This hint I have thrown out as a spark that may perhaps fall where it will kindle. And worthily might the wisest of men make inquisition into the three momentous points here spoken of, for the purposes of speculative insight, and for the formation of enlarged and systematic views of the destination of man, and the dispensation of God. But the practical inquirer (I speak not of those who inquire for the gratification of curiosity, and still less of those who labour as students only to shine as disputants; but of one, who seeks the truth, because he feels the want of it,) the practical inquirer, I say, hath already placed his foot on the rock, if he have satisfied himself that whoever needs not a Redeemer is more than human. Remove from him the difficulties and objections that oppose or perplex his belief of a crucified Saviour; convince him of the reality of sin, which is impossible without a knowledge of its true nature and inevitable consequences; and then satisfy him as to the fact historically, and as to the truth spiritually, of a redemption therefrom by Christ; do this for him, and there is little fear that he will permit either logical quirks or metaphysical puzzles to contravene the plain dictate of his common sense, that the sinless One that redeemed mankind from sin, must have been more than man; and that He who brought light and immortality into the world, could not in his own nature have been an inheritor of death and darkness. It is morally impossible that a man with these convictions should suffer the objection of incomprehensibility (and this on a subject of faith) to overbalance the

manifest absurdity and contradiction in the notion of a Mediator between God and the human race, at the same infinite distance from God as the race for whom he mediates.

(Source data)
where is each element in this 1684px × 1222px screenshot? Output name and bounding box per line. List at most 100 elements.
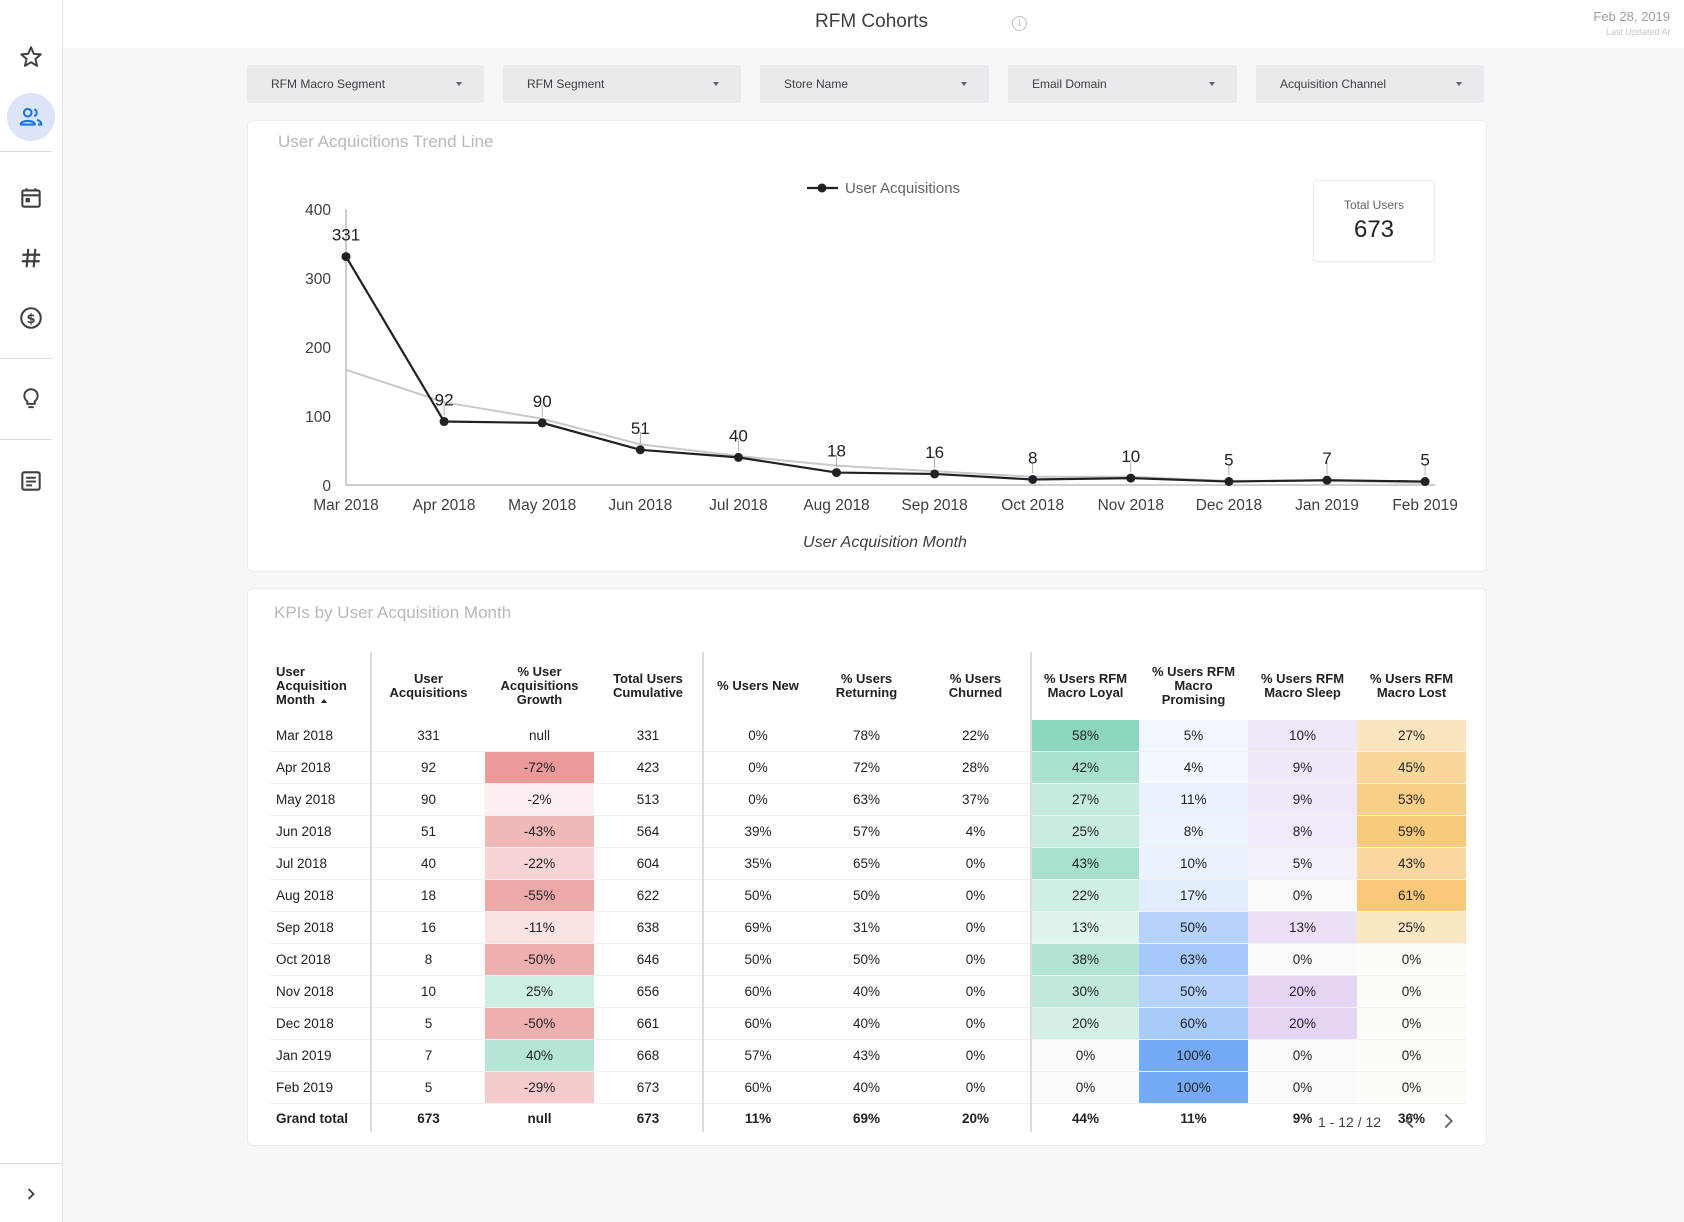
- table-cell: -43%: [485, 815, 594, 848]
- column-header[interactable]: User Acquisitions: [371, 652, 485, 720]
- svg-text:$: $: [26, 312, 35, 327]
- sidebar-item-calendar[interactable]: [0, 176, 62, 220]
- table-cell: 10: [371, 975, 485, 1008]
- table-cell: 0%: [1248, 879, 1357, 912]
- table-cell: 0%: [703, 751, 812, 784]
- x-tick-label: Dec 2018: [1196, 497, 1262, 514]
- column-header[interactable]: % Users New: [703, 652, 812, 720]
- table-row: Sep 2018 16 -11% 638 69% 31% 0% 13% 50% 13% 25%: [268, 911, 1466, 944]
- sidebar-item-reports[interactable]: [0, 459, 62, 503]
- sidebar-divider: [0, 1163, 62, 1164]
- x-tick-label: Nov 2018: [1098, 497, 1164, 514]
- document-icon: [21, 471, 41, 491]
- table-cell: 8: [371, 943, 485, 976]
- filter-label: RFM Segment: [527, 77, 605, 91]
- table-cell: 0%: [1357, 1071, 1466, 1104]
- table-cell: 0%: [1031, 1071, 1139, 1104]
- table-cell: 0%: [921, 1039, 1032, 1072]
- y-tick-label: 0: [322, 478, 331, 495]
- table-cell: 37%: [921, 783, 1032, 816]
- table-cell: Jan 2019: [268, 1039, 372, 1072]
- sidebar-expand-button[interactable]: [0, 1172, 62, 1216]
- column-header[interactable]: Total Users Cumulative: [594, 652, 704, 720]
- chevron-right-icon: [1444, 1113, 1453, 1129]
- previous-page-button[interactable]: [1399, 1110, 1421, 1132]
- chevron-down-icon: [713, 82, 719, 86]
- filter-acquisition-channel[interactable]: Acquisition Channel: [1256, 65, 1484, 103]
- column-header[interactable]: % Users Returning: [812, 652, 921, 720]
- table-cell: 36%: [1397, 1110, 1426, 1126]
- sidebar-item-numbers[interactable]: [0, 236, 62, 280]
- table-cell: Apr 2018: [268, 751, 372, 784]
- info-icon[interactable]: i: [1012, 16, 1027, 31]
- column-header[interactable]: % Users RFM Macro Loyal: [1031, 652, 1139, 720]
- chevron-down-icon: [1456, 82, 1462, 86]
- table-cell: 11%: [744, 1110, 772, 1126]
- table-cell: 78%: [812, 720, 921, 752]
- table-cell: 50%: [703, 943, 812, 976]
- users-icon: [19, 107, 43, 126]
- filter-email-domain[interactable]: Email Domain: [1008, 65, 1237, 103]
- data-label: 331: [332, 226, 360, 245]
- table-cell: null: [485, 720, 594, 752]
- table-cell: 0%: [921, 911, 1032, 944]
- table-cell: 18: [371, 879, 485, 912]
- data-point: [439, 417, 449, 427]
- column-header[interactable]: % Users RFM Macro Lost: [1357, 652, 1466, 720]
- column-header[interactable]: % Users Churned: [921, 652, 1032, 720]
- table-row: Nov 2018 10 25% 656 60% 40% 0% 30% 50% 20% 0%: [268, 975, 1466, 1008]
- table-cell: 673: [594, 1071, 704, 1104]
- sidebar-divider: [0, 151, 52, 152]
- data-point: [341, 252, 351, 262]
- column-header[interactable]: % User Acquisitions Growth: [485, 652, 594, 720]
- table-cell: 100%: [1139, 1039, 1248, 1072]
- filter-rfm-macro-segment[interactable]: RFM Macro Segment: [247, 65, 484, 103]
- x-tick-label: Sep 2018: [901, 497, 967, 514]
- table-cell: 0%: [703, 720, 812, 752]
- table-cell: 39%: [703, 815, 812, 848]
- column-header[interactable]: User Acquisition Month: [268, 652, 372, 720]
- column-header-label: % Users RFM Macro Promising: [1151, 664, 1236, 707]
- table-cell: 5: [371, 1007, 485, 1040]
- table-cell: 0%: [1248, 1039, 1357, 1072]
- star-icon: [20, 46, 42, 67]
- table-cell: 25%: [485, 975, 594, 1008]
- next-page-button[interactable]: [1437, 1110, 1459, 1132]
- table-cell: 28%: [921, 751, 1032, 784]
- sidebar-item-revenue[interactable]: $: [0, 296, 62, 340]
- table-cell: 25%: [1031, 815, 1139, 848]
- table-cell: 423: [594, 751, 704, 784]
- table-cell: 10%: [1248, 720, 1357, 752]
- x-axis-title: User Acquisition Month: [803, 534, 967, 551]
- sidebar-item-favorites[interactable]: [0, 35, 62, 79]
- sidebar-item-insights[interactable]: [0, 377, 62, 421]
- filter-store-name[interactable]: Store Name: [760, 65, 989, 103]
- sidebar-item-users[interactable]: [0, 93, 62, 141]
- data-point: [537, 418, 547, 428]
- table-cell: 59%: [1357, 815, 1466, 848]
- dollar-icon: $: [20, 307, 42, 329]
- column-header[interactable]: % Users RFM Macro Sleep: [1248, 652, 1357, 720]
- grand-total-row: Grand total 673 null 673 11% 69% 20% 44% 11% 9% 36…: [268, 1103, 1466, 1132]
- x-tick-label: Oct 2018: [1001, 497, 1064, 514]
- trend-line-series: [345, 368, 1426, 484]
- column-header-label: % Users RFM Macro Loyal: [1043, 671, 1128, 700]
- column-header[interactable]: % Users RFM Macro Promising: [1139, 652, 1248, 720]
- calendar-icon: [21, 188, 41, 208]
- table-cell: 92: [371, 751, 485, 784]
- table-cell: 331: [594, 720, 704, 752]
- table-cell: 61%: [1357, 879, 1466, 912]
- table-cell: 0%: [1357, 1007, 1466, 1040]
- table-cell: 5: [371, 1071, 485, 1104]
- table-cell: 661: [594, 1007, 704, 1040]
- table-row: Apr 2018 92 -72% 423 0% 72% 28% 42% 4% 9% 45%: [268, 751, 1466, 784]
- table-cell: 50%: [703, 879, 812, 912]
- table-cell: 40%: [812, 1071, 921, 1104]
- sidebar-divider: [0, 439, 52, 440]
- x-tick-label: May 2018: [508, 497, 576, 514]
- y-tick-label: 400: [305, 202, 331, 219]
- column-header-label: User Acquisition Month: [276, 664, 347, 707]
- legend-marker: [817, 183, 827, 193]
- filter-rfm-segment[interactable]: RFM Segment: [503, 65, 741, 103]
- table-cell: 0%: [921, 975, 1032, 1008]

## Exercise aim
Transcribe the passage on the Redeemer word for word, starting with "manifest absurdity and" and going on through "whom he mediates.". Nothing in the entries is required for this.

## Exercise result
manifest absurdity and contradiction in the notion of a Mediator between God and the human race, at the same infinite distance from God as the race for whom he mediates.